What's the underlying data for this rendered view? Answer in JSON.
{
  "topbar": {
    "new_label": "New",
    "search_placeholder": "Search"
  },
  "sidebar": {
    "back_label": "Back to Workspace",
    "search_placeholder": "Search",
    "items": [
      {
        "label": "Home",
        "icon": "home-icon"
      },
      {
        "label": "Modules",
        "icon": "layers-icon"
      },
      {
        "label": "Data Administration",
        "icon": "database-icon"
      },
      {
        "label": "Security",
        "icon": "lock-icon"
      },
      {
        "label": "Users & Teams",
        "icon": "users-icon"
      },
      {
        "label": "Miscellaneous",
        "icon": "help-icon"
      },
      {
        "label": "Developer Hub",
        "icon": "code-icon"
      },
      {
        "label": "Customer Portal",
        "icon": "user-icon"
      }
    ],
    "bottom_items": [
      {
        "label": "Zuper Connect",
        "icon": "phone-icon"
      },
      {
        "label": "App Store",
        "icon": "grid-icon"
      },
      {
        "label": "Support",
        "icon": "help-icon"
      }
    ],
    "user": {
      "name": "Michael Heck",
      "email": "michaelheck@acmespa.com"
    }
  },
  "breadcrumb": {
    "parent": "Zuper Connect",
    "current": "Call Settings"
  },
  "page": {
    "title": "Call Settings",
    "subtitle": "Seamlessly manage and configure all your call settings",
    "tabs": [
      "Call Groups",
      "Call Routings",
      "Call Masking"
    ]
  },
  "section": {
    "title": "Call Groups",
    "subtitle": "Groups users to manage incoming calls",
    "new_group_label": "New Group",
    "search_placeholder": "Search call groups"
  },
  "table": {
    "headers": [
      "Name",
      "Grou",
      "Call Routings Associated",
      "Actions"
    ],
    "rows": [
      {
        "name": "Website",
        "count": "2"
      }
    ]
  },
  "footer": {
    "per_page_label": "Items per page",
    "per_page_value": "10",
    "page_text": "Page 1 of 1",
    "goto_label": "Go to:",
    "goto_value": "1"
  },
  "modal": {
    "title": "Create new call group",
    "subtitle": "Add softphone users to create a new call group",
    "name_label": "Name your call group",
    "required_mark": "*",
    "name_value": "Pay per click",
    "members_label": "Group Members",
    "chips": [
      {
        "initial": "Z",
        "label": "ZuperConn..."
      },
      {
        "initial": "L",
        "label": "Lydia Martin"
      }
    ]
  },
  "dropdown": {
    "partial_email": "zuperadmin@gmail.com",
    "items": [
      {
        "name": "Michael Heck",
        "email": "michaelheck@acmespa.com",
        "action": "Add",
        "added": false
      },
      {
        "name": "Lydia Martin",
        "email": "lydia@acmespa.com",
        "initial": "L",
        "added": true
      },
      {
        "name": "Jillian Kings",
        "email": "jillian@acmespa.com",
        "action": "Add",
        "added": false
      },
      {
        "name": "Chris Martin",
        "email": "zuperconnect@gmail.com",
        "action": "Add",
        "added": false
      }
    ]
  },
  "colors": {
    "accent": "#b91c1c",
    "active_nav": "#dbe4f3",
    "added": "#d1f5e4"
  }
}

EXERCISE OBJECTIVE
From the data, collect all lines where the string "Routings" appears.

ANSWER BELOW
      "Call Routings",
      "Call Routings Associated",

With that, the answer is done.